* AIM OF THE TASK
Return each line of the entries below verbatim, keeping every character, space and line order intact.

◆ ◆ ◆ ◆

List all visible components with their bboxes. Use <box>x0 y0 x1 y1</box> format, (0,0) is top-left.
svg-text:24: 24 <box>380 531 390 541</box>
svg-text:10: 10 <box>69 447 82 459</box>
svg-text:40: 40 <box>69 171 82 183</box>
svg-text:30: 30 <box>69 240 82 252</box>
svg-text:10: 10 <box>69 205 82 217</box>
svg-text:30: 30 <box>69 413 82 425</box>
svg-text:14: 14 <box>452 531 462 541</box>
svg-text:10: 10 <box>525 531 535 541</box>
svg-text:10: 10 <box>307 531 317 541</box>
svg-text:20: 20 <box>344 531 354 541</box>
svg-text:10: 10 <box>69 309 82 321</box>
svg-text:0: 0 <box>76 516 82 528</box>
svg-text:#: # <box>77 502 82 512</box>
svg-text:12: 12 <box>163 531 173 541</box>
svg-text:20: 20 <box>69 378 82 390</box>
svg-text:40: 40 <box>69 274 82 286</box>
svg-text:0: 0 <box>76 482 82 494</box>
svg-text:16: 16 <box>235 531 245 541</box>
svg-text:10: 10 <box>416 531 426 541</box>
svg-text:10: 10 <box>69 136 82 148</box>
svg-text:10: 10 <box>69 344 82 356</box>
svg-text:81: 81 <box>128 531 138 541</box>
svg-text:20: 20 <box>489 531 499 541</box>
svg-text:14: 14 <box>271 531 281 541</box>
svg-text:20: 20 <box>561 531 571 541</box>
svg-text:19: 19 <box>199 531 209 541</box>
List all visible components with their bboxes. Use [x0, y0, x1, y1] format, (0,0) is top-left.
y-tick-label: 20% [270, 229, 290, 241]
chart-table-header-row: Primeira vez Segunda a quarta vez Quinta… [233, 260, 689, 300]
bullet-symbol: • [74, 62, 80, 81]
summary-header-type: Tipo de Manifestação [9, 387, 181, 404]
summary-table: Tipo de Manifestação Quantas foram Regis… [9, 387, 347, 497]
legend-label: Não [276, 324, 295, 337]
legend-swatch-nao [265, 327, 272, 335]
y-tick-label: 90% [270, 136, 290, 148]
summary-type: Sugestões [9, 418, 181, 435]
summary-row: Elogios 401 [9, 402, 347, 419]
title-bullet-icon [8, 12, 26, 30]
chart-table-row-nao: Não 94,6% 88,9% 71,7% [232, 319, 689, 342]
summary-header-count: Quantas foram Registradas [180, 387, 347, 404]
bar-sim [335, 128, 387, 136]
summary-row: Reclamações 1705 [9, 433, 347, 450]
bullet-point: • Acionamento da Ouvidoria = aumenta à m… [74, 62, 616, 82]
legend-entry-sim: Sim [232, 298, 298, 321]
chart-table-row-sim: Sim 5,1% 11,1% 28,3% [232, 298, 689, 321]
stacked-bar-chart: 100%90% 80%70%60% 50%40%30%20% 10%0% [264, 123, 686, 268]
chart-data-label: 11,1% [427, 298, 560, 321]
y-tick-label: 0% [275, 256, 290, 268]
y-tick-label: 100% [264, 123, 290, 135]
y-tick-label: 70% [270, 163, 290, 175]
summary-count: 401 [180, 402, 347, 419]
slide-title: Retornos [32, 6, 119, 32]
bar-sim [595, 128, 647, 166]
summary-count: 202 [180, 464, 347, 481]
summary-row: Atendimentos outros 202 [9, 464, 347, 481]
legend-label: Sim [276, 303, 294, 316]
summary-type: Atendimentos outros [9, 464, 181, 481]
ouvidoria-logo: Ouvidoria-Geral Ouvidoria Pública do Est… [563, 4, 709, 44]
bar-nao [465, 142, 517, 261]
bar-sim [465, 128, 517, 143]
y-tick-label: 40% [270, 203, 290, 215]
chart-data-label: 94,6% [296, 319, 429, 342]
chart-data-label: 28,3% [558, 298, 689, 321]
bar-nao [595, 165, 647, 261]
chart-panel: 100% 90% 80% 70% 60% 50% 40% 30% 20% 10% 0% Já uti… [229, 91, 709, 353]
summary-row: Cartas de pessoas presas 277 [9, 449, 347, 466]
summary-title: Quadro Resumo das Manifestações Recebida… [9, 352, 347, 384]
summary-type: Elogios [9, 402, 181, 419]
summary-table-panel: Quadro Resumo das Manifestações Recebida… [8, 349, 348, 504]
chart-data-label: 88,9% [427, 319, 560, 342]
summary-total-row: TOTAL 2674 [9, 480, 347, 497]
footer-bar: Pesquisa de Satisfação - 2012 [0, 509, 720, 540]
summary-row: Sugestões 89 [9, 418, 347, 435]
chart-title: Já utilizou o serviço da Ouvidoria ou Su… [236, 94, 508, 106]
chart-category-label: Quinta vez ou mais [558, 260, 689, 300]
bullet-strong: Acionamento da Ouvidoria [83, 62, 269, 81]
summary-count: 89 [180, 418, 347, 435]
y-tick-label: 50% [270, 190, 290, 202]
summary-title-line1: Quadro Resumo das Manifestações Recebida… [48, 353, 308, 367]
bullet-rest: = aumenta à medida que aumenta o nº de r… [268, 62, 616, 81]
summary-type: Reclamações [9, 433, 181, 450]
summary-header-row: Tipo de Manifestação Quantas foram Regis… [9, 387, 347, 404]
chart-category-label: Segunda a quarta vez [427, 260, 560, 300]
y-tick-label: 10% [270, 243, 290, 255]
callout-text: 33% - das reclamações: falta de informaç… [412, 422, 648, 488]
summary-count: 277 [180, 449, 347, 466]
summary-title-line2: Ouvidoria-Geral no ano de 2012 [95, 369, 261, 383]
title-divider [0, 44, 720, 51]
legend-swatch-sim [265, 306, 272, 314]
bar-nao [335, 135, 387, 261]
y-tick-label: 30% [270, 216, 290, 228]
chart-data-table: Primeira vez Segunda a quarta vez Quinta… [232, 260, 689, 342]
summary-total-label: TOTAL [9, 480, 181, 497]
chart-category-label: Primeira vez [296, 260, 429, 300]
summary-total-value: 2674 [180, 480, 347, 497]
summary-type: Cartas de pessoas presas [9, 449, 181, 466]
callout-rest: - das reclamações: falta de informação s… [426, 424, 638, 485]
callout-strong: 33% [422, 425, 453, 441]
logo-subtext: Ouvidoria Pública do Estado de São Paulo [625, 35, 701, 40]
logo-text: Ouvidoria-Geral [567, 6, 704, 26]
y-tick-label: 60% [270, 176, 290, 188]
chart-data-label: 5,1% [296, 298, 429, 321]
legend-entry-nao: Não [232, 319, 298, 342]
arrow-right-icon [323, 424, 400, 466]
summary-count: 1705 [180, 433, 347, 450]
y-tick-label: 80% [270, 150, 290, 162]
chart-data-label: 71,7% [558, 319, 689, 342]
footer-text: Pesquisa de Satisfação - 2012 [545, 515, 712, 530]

◆ ◆ ◆ ◆

* PROBLEM SOLUTION
List all visible components with their bboxes. Use <box>x0 y0 x1 y1</box> format, (0,0) is top-left.
svg-text:24: 24 <box>380 531 390 541</box>
svg-text:10: 10 <box>69 447 82 459</box>
svg-text:40: 40 <box>69 171 82 183</box>
svg-text:30: 30 <box>69 240 82 252</box>
svg-text:10: 10 <box>69 205 82 217</box>
svg-text:30: 30 <box>69 413 82 425</box>
svg-text:14: 14 <box>452 531 462 541</box>
svg-text:10: 10 <box>525 531 535 541</box>
svg-text:10: 10 <box>307 531 317 541</box>
svg-text:20: 20 <box>344 531 354 541</box>
svg-text:10: 10 <box>69 309 82 321</box>
svg-text:0: 0 <box>76 516 82 528</box>
svg-text:#: # <box>77 502 82 512</box>
svg-text:12: 12 <box>163 531 173 541</box>
svg-text:20: 20 <box>69 378 82 390</box>
svg-text:40: 40 <box>69 274 82 286</box>
svg-text:0: 0 <box>76 482 82 494</box>
svg-text:16: 16 <box>235 531 245 541</box>
svg-text:10: 10 <box>416 531 426 541</box>
svg-text:10: 10 <box>69 136 82 148</box>
svg-text:10: 10 <box>69 344 82 356</box>
svg-text:81: 81 <box>128 531 138 541</box>
svg-text:20: 20 <box>489 531 499 541</box>
svg-text:14: 14 <box>271 531 281 541</box>
svg-text:20: 20 <box>561 531 571 541</box>
svg-text:19: 19 <box>199 531 209 541</box>
List all visible components with their bboxes. Use [x0, y0, x1, y1] format, (0,0) is top-left.
y-tick-label: 20% [270, 229, 290, 241]
chart-table-header-row: Primeira vez Segunda a quarta vez Quinta… [233, 260, 689, 300]
bullet-symbol: • [74, 62, 80, 81]
summary-header-type: Tipo de Manifestação [9, 387, 181, 404]
summary-table: Tipo de Manifestação Quantas foram Regis… [9, 387, 347, 497]
legend-label: Não [276, 324, 295, 337]
legend-swatch-nao [265, 327, 272, 335]
y-tick-label: 90% [270, 136, 290, 148]
summary-type: Sugestões [9, 418, 181, 435]
summary-row: Elogios 401 [9, 402, 347, 419]
title-bullet-icon [8, 12, 26, 30]
chart-table-row-nao: Não 94,6% 88,9% 71,7% [232, 319, 689, 342]
summary-header-count: Quantas foram Registradas [180, 387, 347, 404]
bar-sim [335, 128, 387, 136]
summary-row: Reclamações 1705 [9, 433, 347, 450]
bullet-point: • Acionamento da Ouvidoria = aumenta à m… [74, 62, 616, 82]
legend-entry-sim: Sim [232, 298, 298, 321]
chart-table-row-sim: Sim 5,1% 11,1% 28,3% [232, 298, 689, 321]
stacked-bar-chart: 100%90% 80%70%60% 50%40%30%20% 10%0% [264, 123, 686, 268]
chart-data-label: 11,1% [427, 298, 560, 321]
y-tick-label: 0% [275, 256, 290, 268]
y-tick-label: 100% [264, 123, 290, 135]
y-tick-label: 70% [270, 163, 290, 175]
summary-count: 401 [180, 402, 347, 419]
slide-title: Retornos [32, 6, 119, 32]
bar-sim [595, 128, 647, 166]
summary-count: 202 [180, 464, 347, 481]
summary-row: Atendimentos outros 202 [9, 464, 347, 481]
legend-label: Sim [276, 303, 294, 316]
summary-type: Atendimentos outros [9, 464, 181, 481]
ouvidoria-logo: Ouvidoria-Geral Ouvidoria Pública do Est… [563, 4, 709, 44]
bar-nao [465, 142, 517, 261]
bar-sim [465, 128, 517, 143]
y-tick-label: 40% [270, 203, 290, 215]
chart-data-label: 94,6% [296, 319, 429, 342]
chart-data-label: 28,3% [558, 298, 689, 321]
bar-nao [595, 165, 647, 261]
chart-panel: 100% 90% 80% 70% 60% 50% 40% 30% 20% 10% 0% Já uti… [229, 91, 709, 353]
summary-row: Cartas de pessoas presas 277 [9, 449, 347, 466]
summary-title: Quadro Resumo das Manifestações Recebida… [9, 352, 347, 384]
summary-type: Elogios [9, 402, 181, 419]
summary-table-panel: Quadro Resumo das Manifestações Recebida… [8, 349, 348, 504]
chart-data-label: 88,9% [427, 319, 560, 342]
summary-total-row: TOTAL 2674 [9, 480, 347, 497]
footer-bar: Pesquisa de Satisfação - 2012 [0, 509, 720, 540]
summary-row: Sugestões 89 [9, 418, 347, 435]
chart-title: Já utilizou o serviço da Ouvidoria ou Su… [236, 94, 508, 106]
chart-category-label: Quinta vez ou mais [558, 260, 689, 300]
bullet-strong: Acionamento da Ouvidoria [83, 62, 269, 81]
summary-count: 89 [180, 418, 347, 435]
y-tick-label: 50% [270, 190, 290, 202]
summary-title-line1: Quadro Resumo das Manifestações Recebida… [48, 353, 308, 367]
bullet-rest: = aumenta à medida que aumenta o nº de r… [268, 62, 616, 81]
summary-type: Reclamações [9, 433, 181, 450]
summary-header-row: Tipo de Manifestação Quantas foram Regis… [9, 387, 347, 404]
chart-category-label: Segunda a quarta vez [427, 260, 560, 300]
y-tick-label: 10% [270, 243, 290, 255]
callout-text: 33% - das reclamações: falta de informaç… [412, 422, 648, 488]
summary-count: 277 [180, 449, 347, 466]
summary-title-line2: Ouvidoria-Geral no ano de 2012 [95, 369, 261, 383]
title-divider [0, 44, 720, 51]
legend-swatch-sim [265, 306, 272, 314]
bar-nao [335, 135, 387, 261]
y-tick-label: 30% [270, 216, 290, 228]
chart-data-table: Primeira vez Segunda a quarta vez Quinta… [232, 260, 689, 342]
summary-total-label: TOTAL [9, 480, 181, 497]
chart-category-label: Primeira vez [296, 260, 429, 300]
summary-total-value: 2674 [180, 480, 347, 497]
summary-type: Cartas de pessoas presas [9, 449, 181, 466]
callout-rest: - das reclamações: falta de informação s… [426, 424, 638, 485]
callout-strong: 33% [422, 425, 453, 441]
logo-subtext: Ouvidoria Pública do Estado de São Paulo [625, 35, 701, 40]
logo-text: Ouvidoria-Geral [567, 6, 704, 26]
y-tick-label: 60% [270, 176, 290, 188]
chart-data-label: 5,1% [296, 298, 429, 321]
legend-entry-nao: Não [232, 319, 298, 342]
arrow-right-icon [323, 424, 400, 466]
summary-count: 1705 [180, 433, 347, 450]
y-tick-label: 80% [270, 150, 290, 162]
chart-data-label: 71,7% [558, 319, 689, 342]
footer-text: Pesquisa de Satisfação - 2012 [545, 515, 712, 530]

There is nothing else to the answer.